# Exercise objective:
From the entries that follow, gather each line holding the word "接室外管网".

— START Working data —

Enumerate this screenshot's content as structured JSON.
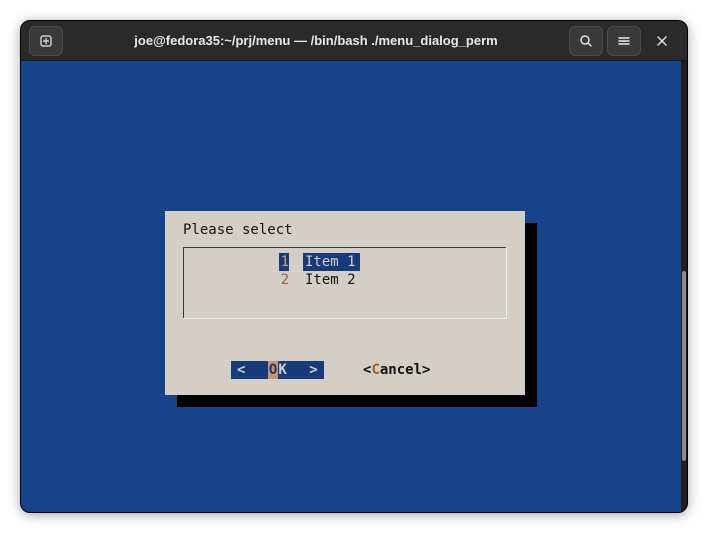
{
  "window": {
    "title": "joe@fedora35:~/prj/menu — /bin/bash ./menu_dialog_perm"
  },
  "terminal": {
    "bg": "#17438a"
  },
  "dialog": {
    "prompt": "Please select",
    "items": [
      {
        "tag": "1",
        "label": "Item 1"
      },
      {
        "tag": "2",
        "label": "Item 2"
      }
    ],
    "ok_hotkey": "O",
    "ok_rest": "K",
    "cancel_hotkey": "C",
    "cancel_rest": "ancel"
  }
}
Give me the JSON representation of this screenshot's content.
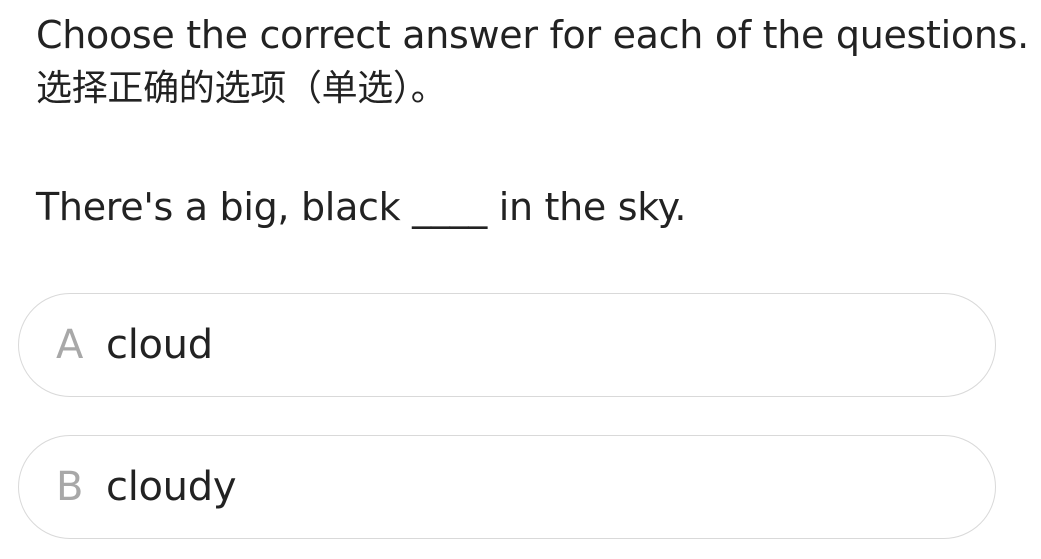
{
  "instructions": {
    "english": "Choose the correct answer for each of the questions.",
    "chinese": "选择正确的选项（单选）。"
  },
  "question": {
    "text": "There's a big, black ____ in the sky."
  },
  "options": [
    {
      "letter": "A",
      "text": "cloud"
    },
    {
      "letter": "B",
      "text": "cloudy"
    }
  ],
  "colors": {
    "text": "#222222",
    "option_letter": "#a8a8a8",
    "option_border": "#d9d9d9",
    "background": "#ffffff"
  }
}
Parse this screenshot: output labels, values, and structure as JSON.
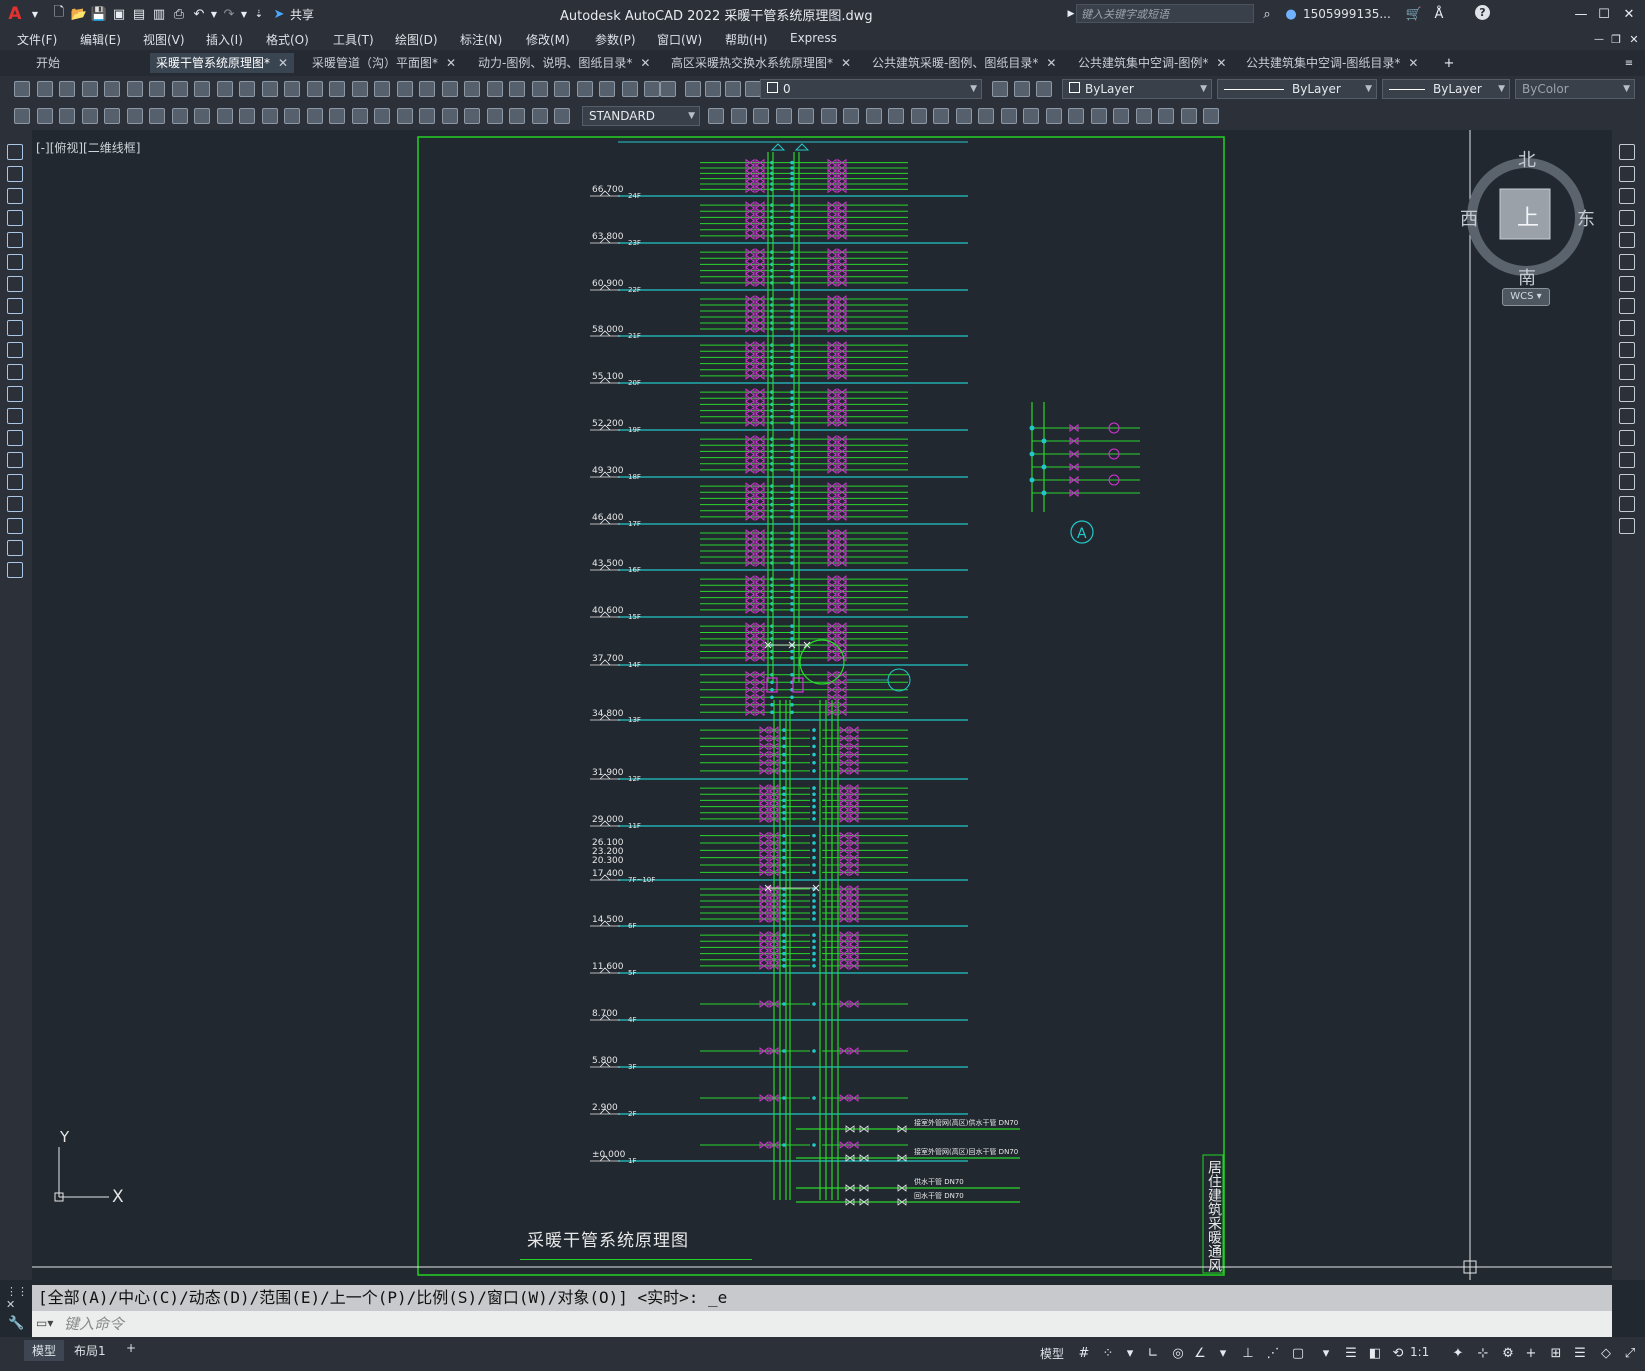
{
  "app": {
    "title": "Autodesk AutoCAD 2022    采暖干管系统原理图.dwg",
    "share_label": "共享",
    "search_placeholder": "键入关键字或短语",
    "user": "1505999135...",
    "logo": "A"
  },
  "menu": [
    "文件(F)",
    "编辑(E)",
    "视图(V)",
    "插入(I)",
    "格式(O)",
    "工具(T)",
    "绘图(D)",
    "标注(N)",
    "修改(M)",
    "参数(P)",
    "窗口(W)",
    "帮助(H)",
    "Express"
  ],
  "tabs": [
    {
      "label": "开始"
    },
    {
      "label": "采暖干管系统原理图*"
    },
    {
      "label": "采暖管道（沟）平面图*"
    },
    {
      "label": "动力-图例、说明、图纸目录*"
    },
    {
      "label": "高区采暖热交换水系统原理图*"
    },
    {
      "label": "公共建筑采暖-图例、图纸目录*"
    },
    {
      "label": "公共建筑集中空调-图例*"
    },
    {
      "label": "公共建筑集中空调-图纸目录*"
    }
  ],
  "toolbar": {
    "layer_value": "0",
    "color_value": "ByLayer",
    "linetype_value": "ByLayer",
    "lineweight_value": "ByLayer",
    "plotstyle_value": "ByColor",
    "textstyle_value": "STANDARD"
  },
  "viewport": {
    "label": "[-][俯视][二维线框]",
    "viewcube": {
      "north": "北",
      "south": "南",
      "east": "东",
      "west": "西",
      "top": "上",
      "wcs": "WCS"
    },
    "ucs": {
      "x": "X",
      "y": "Y"
    }
  },
  "drawing": {
    "title": "采暖干管系统原理图",
    "side_title": "居住建筑采暖通风",
    "detail_label": "A",
    "levels": [
      {
        "elev": "66.700",
        "floor": "24F"
      },
      {
        "elev": "63.800",
        "floor": "23F"
      },
      {
        "elev": "60.900",
        "floor": "22F"
      },
      {
        "elev": "58.000",
        "floor": "21F"
      },
      {
        "elev": "55.100",
        "floor": "20F"
      },
      {
        "elev": "52.200",
        "floor": "19F"
      },
      {
        "elev": "49.300",
        "floor": "18F"
      },
      {
        "elev": "46.400",
        "floor": "17F"
      },
      {
        "elev": "43.500",
        "floor": "16F"
      },
      {
        "elev": "40.600",
        "floor": "15F"
      },
      {
        "elev": "37.700",
        "floor": "14F"
      },
      {
        "elev": "34.800",
        "floor": "13F"
      },
      {
        "elev": "31.900",
        "floor": "12F"
      },
      {
        "elev": "29.000",
        "floor": "11F"
      },
      {
        "elev": "17.400",
        "floor": "7F~10F",
        "extra": [
          "26.100",
          "23.200",
          "20.300"
        ]
      },
      {
        "elev": "14.500",
        "floor": "6F"
      },
      {
        "elev": "11.600",
        "floor": "5F"
      },
      {
        "elev": "8.700",
        "floor": "4F"
      },
      {
        "elev": "5.800",
        "floor": "3F"
      },
      {
        "elev": "2.900",
        "floor": "2F"
      },
      {
        "elev": "±0.000",
        "floor": "1F"
      }
    ],
    "pipe_labels": [
      "接室外管网(高区)供水干管 DN70",
      "接室外管网(高区)回水干管 DN70",
      "供水干管 DN70",
      "回水干管 DN70"
    ]
  },
  "command": {
    "prompt": "[全部(A)/中心(C)/动态(D)/范围(E)/上一个(P)/比例(S)/窗口(W)/对象(O)] <实时>: _e",
    "input_placeholder": "键入命令"
  },
  "status": {
    "layout_tabs": [
      "模型",
      "布局1"
    ],
    "model_label": "模型",
    "scale": "1:1"
  },
  "colors": {
    "background": "#212830",
    "frame_green": "#22d322",
    "pipe_green": "#2bd62b",
    "level_cyan": "#22c8c8",
    "valve_magenta": "#d633d6",
    "text_white": "#e8e8e8"
  }
}
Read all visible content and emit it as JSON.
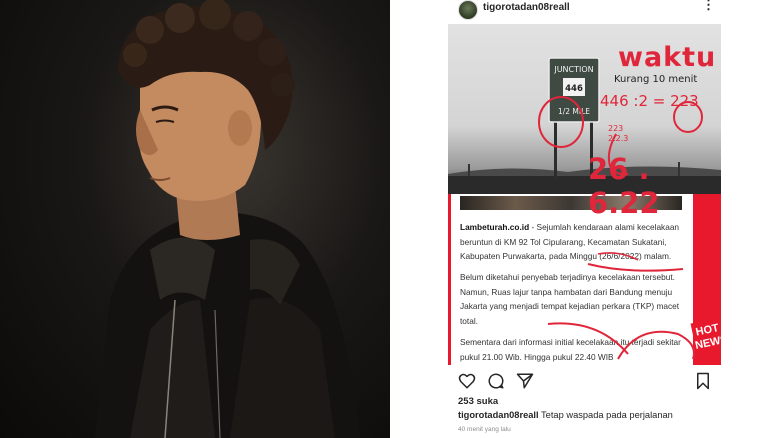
{
  "post": {
    "username": "tigorotadan08reall",
    "menu_icon": "more-dots-icon",
    "likes": "253 suka",
    "caption_user": "tigorotadan08reall",
    "caption_text": "Tetap waspada pada perjalanan",
    "time_ago": "40 menit yang lalu",
    "icons": [
      "heart-icon",
      "comment-icon",
      "share-icon",
      "bookmark-icon"
    ]
  },
  "sign": {
    "line1": "JUNCTION",
    "number": "446",
    "line2": "1/2 MILE"
  },
  "annotations": {
    "waktu": "waktu",
    "kurang": "Kurang 10 menit",
    "equation": "446 :2 = 223",
    "small1": "223",
    "small2": "2.2.3",
    "date": "26 . 6.22"
  },
  "article": {
    "p1_source": "Lambeturah.co.id",
    "p1_text": " - Sejumlah kendaraan alami kecelakaan beruntun di KM 92 Tol Cipularang, Kecamatan Sukatani, Kabupaten Purwakarta, pada Minggu (26/6/2022) malam.",
    "p2_text": "Belum diketahui penyebab terjadinya kecelakaan tersebut. Namun, Ruas lajur tanpa hambatan dari Bandung menuju Jakarta yang menjadi tempat kejadian perkara (TKP) macet total.",
    "p3_text": "Sementara dari informasi initial kecelakaan itu terjadi sekitar pukul 21.00 Wib. Hingga pukul 22.40 WIB",
    "badge": "HOT NEWS"
  },
  "colors": {
    "accent_red": "#e9192d",
    "ink": "#e0263a"
  }
}
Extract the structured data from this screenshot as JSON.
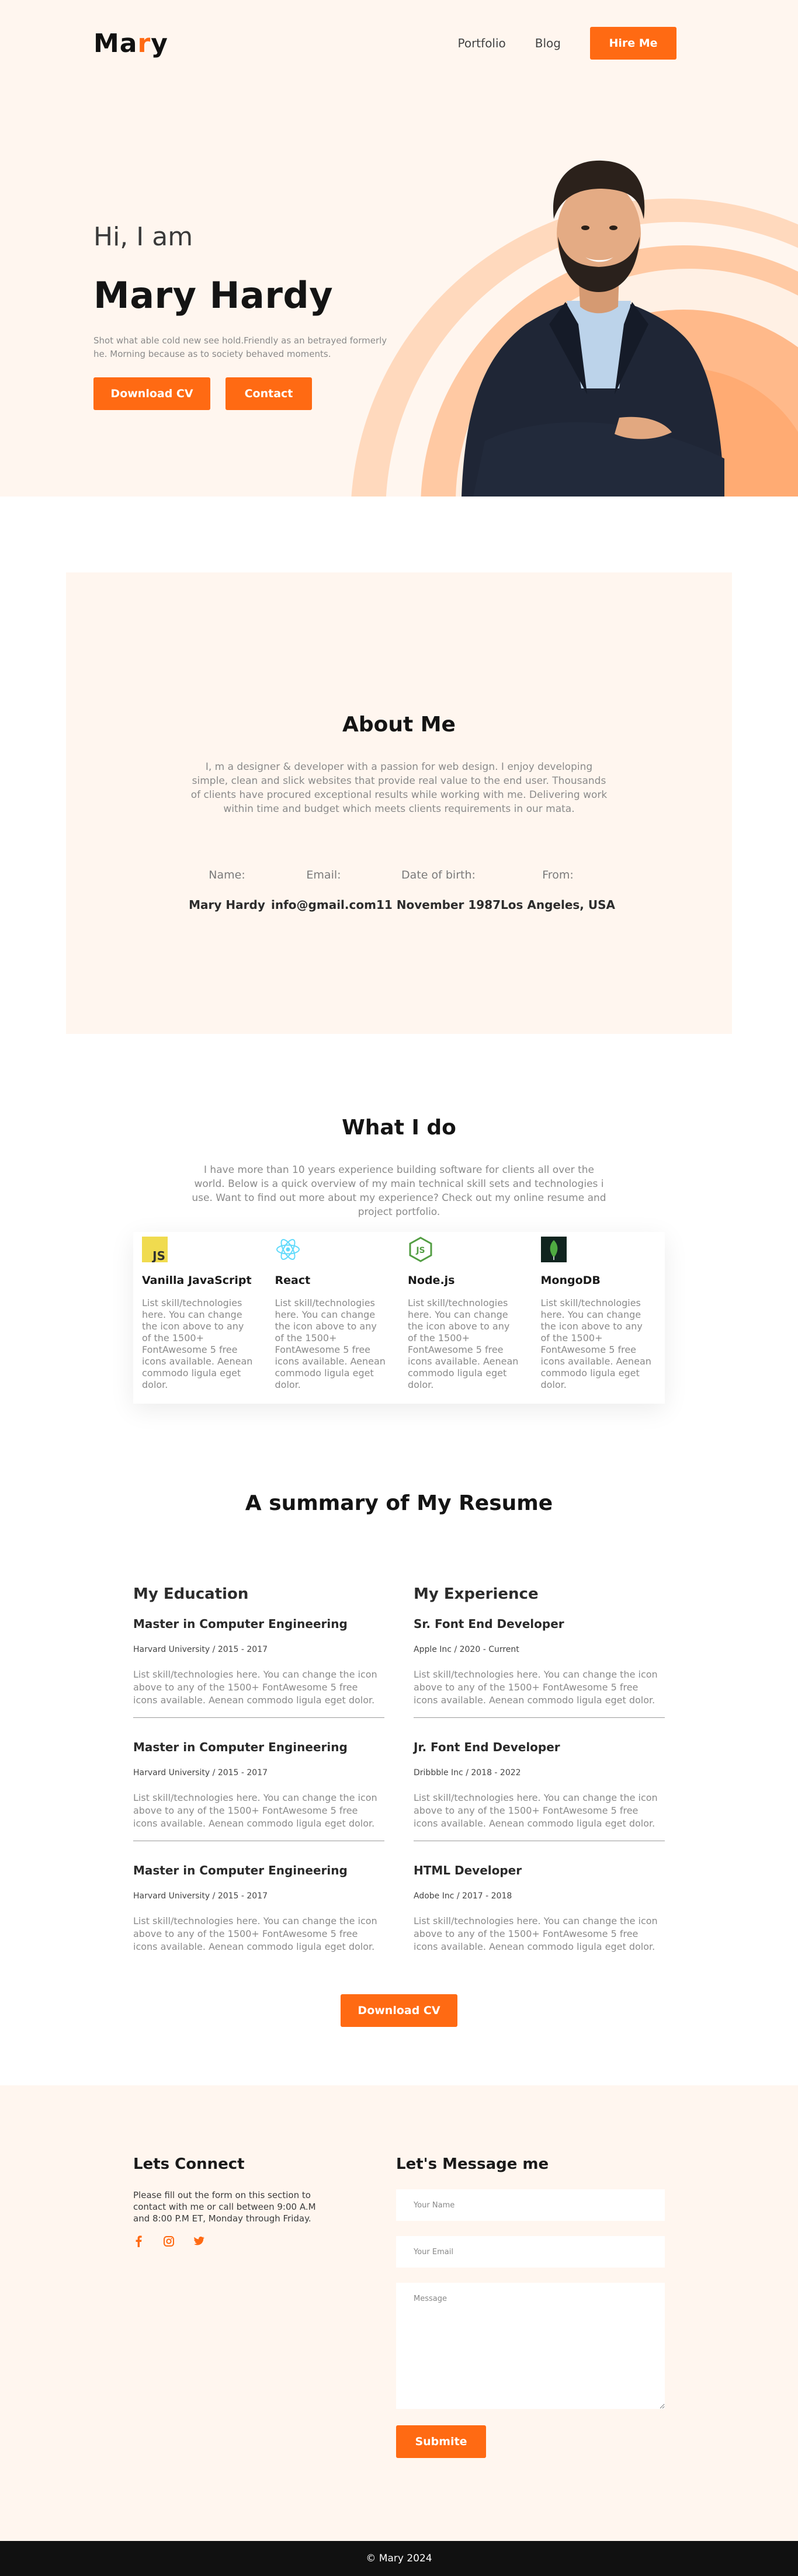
{
  "brand": {
    "logo_prefix": "Ma",
    "logo_accent": "r",
    "logo_suffix": "y",
    "accent_color": "#ff6a13",
    "hero_bg": "#fff6ef"
  },
  "nav": {
    "links": [
      "Portfolio",
      "Blog"
    ],
    "hire_label": "Hire Me"
  },
  "hero": {
    "greeting": "Hi, I am",
    "name": "Mary Hardy",
    "description": "Shot what able cold new see hold.Friendly as an betrayed formerly he. Morning because as to society behaved moments.",
    "download_label": "Download CV",
    "contact_label": "Contact"
  },
  "about": {
    "title": "About Me",
    "text": "I, m a designer & developer with a passion for web design. I enjoy developing simple, clean and slick websites that provide real value to the end user. Thousands of clients have procured exceptional results while working with me. Delivering work within time and budget which meets clients requirements in our mata.",
    "fields": [
      {
        "label": "Name:",
        "value": "Mary Hardy"
      },
      {
        "label": "Email:",
        "value": "info@gmail.com"
      },
      {
        "label": "Date of birth:",
        "value": "11 November 1987"
      },
      {
        "label": "From:",
        "value": "Los Angeles, USA"
      }
    ]
  },
  "services": {
    "title": "What I do",
    "text": "I have more than 10 years experience building software for clients all over the world. Below is a quick overview of my main technical skill sets and technologies i use. Want to find out more about my experience? Check out my online resume and project portfolio.",
    "items": [
      {
        "title": "Vanilla JavaScript",
        "icon": "javascript-icon",
        "text": "List skill/technologies here. You can change the icon above to any of the 1500+ FontAwesome 5 free icons available. Aenean commodo ligula eget dolor."
      },
      {
        "title": "React",
        "icon": "react-icon",
        "text": "List skill/technologies here. You can change the icon above to any of the 1500+ FontAwesome 5 free icons available. Aenean commodo ligula eget dolor."
      },
      {
        "title": "Node.js",
        "icon": "nodejs-icon",
        "text": "List skill/technologies here. You can change the icon above to any of the 1500+ FontAwesome 5 free icons available. Aenean commodo ligula eget dolor."
      },
      {
        "title": "MongoDB",
        "icon": "mongodb-icon",
        "text": "List skill/technologies here. You can change the icon above to any of the 1500+ FontAwesome 5 free icons available. Aenean commodo ligula eget dolor."
      }
    ]
  },
  "resume": {
    "title": "A summary of My Resume",
    "education_title": "My Education",
    "experience_title": "My Experience",
    "education": [
      {
        "title": "Master in Computer Engineering",
        "meta": "Harvard University / 2015 - 2017",
        "desc": "List skill/technologies here. You can change the icon above to any of the 1500+ FontAwesome 5 free icons available. Aenean commodo ligula eget dolor."
      },
      {
        "title": "Master in Computer Engineering",
        "meta": "Harvard University / 2015 - 2017",
        "desc": "List skill/technologies here. You can change the icon above to any of the 1500+ FontAwesome 5 free icons available. Aenean commodo ligula eget dolor."
      },
      {
        "title": "Master in Computer Engineering",
        "meta": "Harvard University / 2015 - 2017",
        "desc": "List skill/technologies here. You can change the icon above to any of the 1500+ FontAwesome 5 free icons available. Aenean commodo ligula eget dolor."
      }
    ],
    "experience": [
      {
        "title": "Sr. Font End Developer",
        "meta": "Apple Inc / 2020 - Current",
        "desc": "List skill/technologies here. You can change the icon above to any of the 1500+ FontAwesome 5 free icons available. Aenean commodo ligula eget dolor."
      },
      {
        "title": "Jr. Font End Developer",
        "meta": "Dribbble Inc / 2018 - 2022",
        "desc": "List skill/technologies here. You can change the icon above to any of the 1500+ FontAwesome 5 free icons available. Aenean commodo ligula eget dolor."
      },
      {
        "title": "HTML Developer",
        "meta": "Adobe Inc / 2017 - 2018",
        "desc": "List skill/technologies here. You can change the icon above to any of the 1500+ FontAwesome 5 free icons available. Aenean commodo ligula eget dolor."
      }
    ],
    "download_label": "Download CV"
  },
  "contact": {
    "connect_title": "Lets Connect",
    "connect_text": "Please fill out the form on this section to contact with me or call between 9:00 A.M and 8:00 P.M ET, Monday through Friday.",
    "socials": [
      "facebook-icon",
      "instagram-icon",
      "twitter-icon"
    ],
    "message_title": "Let's Message me",
    "name_placeholder": "Your Name",
    "email_placeholder": "Your Email",
    "message_placeholder": "Message",
    "submit_label": "Submite"
  },
  "footer": {
    "copyright": "© Mary 2024"
  }
}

— END Working data —

# Task output:
      "接室外管网(高区)供水干管 DN70",
      "接室外管网(高区)回水干管 DN70",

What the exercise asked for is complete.